> _YOUR INSTRUCTIONS_: The records below are to be repeated in full, exactly as they are.

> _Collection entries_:
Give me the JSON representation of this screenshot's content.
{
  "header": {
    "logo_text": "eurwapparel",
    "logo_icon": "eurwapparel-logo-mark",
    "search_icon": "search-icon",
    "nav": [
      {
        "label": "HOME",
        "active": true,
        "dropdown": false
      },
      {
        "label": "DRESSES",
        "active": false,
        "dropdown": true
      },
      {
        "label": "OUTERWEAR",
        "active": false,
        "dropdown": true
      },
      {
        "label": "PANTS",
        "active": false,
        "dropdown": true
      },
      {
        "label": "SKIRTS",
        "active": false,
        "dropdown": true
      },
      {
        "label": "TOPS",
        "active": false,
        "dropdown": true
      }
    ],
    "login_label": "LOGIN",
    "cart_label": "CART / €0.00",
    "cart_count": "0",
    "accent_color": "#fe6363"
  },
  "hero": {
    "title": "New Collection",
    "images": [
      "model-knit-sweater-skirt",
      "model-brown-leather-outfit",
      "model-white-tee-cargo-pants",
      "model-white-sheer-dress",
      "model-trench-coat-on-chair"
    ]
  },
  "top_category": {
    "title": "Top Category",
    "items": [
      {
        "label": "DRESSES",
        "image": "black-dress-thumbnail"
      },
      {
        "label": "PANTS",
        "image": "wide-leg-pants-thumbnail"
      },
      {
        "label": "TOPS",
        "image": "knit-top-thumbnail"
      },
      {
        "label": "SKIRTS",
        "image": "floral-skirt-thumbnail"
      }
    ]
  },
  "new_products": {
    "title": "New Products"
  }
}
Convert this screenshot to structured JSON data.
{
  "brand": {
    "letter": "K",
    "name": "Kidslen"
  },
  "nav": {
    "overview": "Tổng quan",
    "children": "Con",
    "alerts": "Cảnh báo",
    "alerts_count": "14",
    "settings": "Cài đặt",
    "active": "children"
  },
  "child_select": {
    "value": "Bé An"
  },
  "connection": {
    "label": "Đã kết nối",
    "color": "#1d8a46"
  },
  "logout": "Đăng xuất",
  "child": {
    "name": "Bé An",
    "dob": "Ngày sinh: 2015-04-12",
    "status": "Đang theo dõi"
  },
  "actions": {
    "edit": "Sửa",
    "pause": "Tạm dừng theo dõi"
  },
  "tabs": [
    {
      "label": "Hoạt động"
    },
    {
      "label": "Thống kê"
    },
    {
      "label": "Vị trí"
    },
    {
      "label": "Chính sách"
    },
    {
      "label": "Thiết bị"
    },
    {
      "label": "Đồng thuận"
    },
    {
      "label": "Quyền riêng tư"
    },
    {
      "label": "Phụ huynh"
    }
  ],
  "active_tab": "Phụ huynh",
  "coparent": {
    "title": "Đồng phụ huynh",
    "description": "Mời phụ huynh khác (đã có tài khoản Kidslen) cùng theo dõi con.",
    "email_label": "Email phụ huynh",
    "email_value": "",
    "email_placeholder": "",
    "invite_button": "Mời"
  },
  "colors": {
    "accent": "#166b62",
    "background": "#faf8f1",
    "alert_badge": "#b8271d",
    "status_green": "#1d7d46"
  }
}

> _SOLUTION TO THE PROBLEM_:
Give me the JSON representation of this screenshot's content.
{
  "header": {
    "logo_text": "eurwapparel",
    "logo_icon": "eurwapparel-logo-mark",
    "search_icon": "search-icon",
    "nav": [
      {
        "label": "HOME",
        "active": true,
        "dropdown": false
      },
      {
        "label": "DRESSES",
        "active": false,
        "dropdown": true
      },
      {
        "label": "OUTERWEAR",
        "active": false,
        "dropdown": true
      },
      {
        "label": "PANTS",
        "active": false,
        "dropdown": true
      },
      {
        "label": "SKIRTS",
        "active": false,
        "dropdown": true
      },
      {
        "label": "TOPS",
        "active": false,
        "dropdown": true
      }
    ],
    "login_label": "LOGIN",
    "cart_label": "CART / €0.00",
    "cart_count": "0",
    "accent_color": "#fe6363"
  },
  "hero": {
    "title": "New Collection",
    "images": [
      "model-knit-sweater-skirt",
      "model-brown-leather-outfit",
      "model-white-tee-cargo-pants",
      "model-white-sheer-dress",
      "model-trench-coat-on-chair"
    ]
  },
  "top_category": {
    "title": "Top Category",
    "items": [
      {
        "label": "DRESSES",
        "image": "black-dress-thumbnail"
      },
      {
        "label": "PANTS",
        "image": "wide-leg-pants-thumbnail"
      },
      {
        "label": "TOPS",
        "image": "knit-top-thumbnail"
      },
      {
        "label": "SKIRTS",
        "image": "floral-skirt-thumbnail"
      }
    ]
  },
  "new_products": {
    "title": "New Products"
  }
}
Convert this screenshot to structured JSON data.
{
  "brand": {
    "letter": "K",
    "name": "Kidslen"
  },
  "nav": {
    "overview": "Tổng quan",
    "children": "Con",
    "alerts": "Cảnh báo",
    "alerts_count": "14",
    "settings": "Cài đặt",
    "active": "children"
  },
  "child_select": {
    "value": "Bé An"
  },
  "connection": {
    "label": "Đã kết nối",
    "color": "#1d8a46"
  },
  "logout": "Đăng xuất",
  "child": {
    "name": "Bé An",
    "dob": "Ngày sinh: 2015-04-12",
    "status": "Đang theo dõi"
  },
  "actions": {
    "edit": "Sửa",
    "pause": "Tạm dừng theo dõi"
  },
  "tabs": [
    {
      "label": "Hoạt động"
    },
    {
      "label": "Thống kê"
    },
    {
      "label": "Vị trí"
    },
    {
      "label": "Chính sách"
    },
    {
      "label": "Thiết bị"
    },
    {
      "label": "Đồng thuận"
    },
    {
      "label": "Quyền riêng tư"
    },
    {
      "label": "Phụ huynh"
    }
  ],
  "active_tab": "Phụ huynh",
  "coparent": {
    "title": "Đồng phụ huynh",
    "description": "Mời phụ huynh khác (đã có tài khoản Kidslen) cùng theo dõi con.",
    "email_label": "Email phụ huynh",
    "email_value": "",
    "email_placeholder": "",
    "invite_button": "Mời"
  },
  "colors": {
    "accent": "#166b62",
    "background": "#faf8f1",
    "alert_badge": "#b8271d",
    "status_green": "#1d7d46"
  }
}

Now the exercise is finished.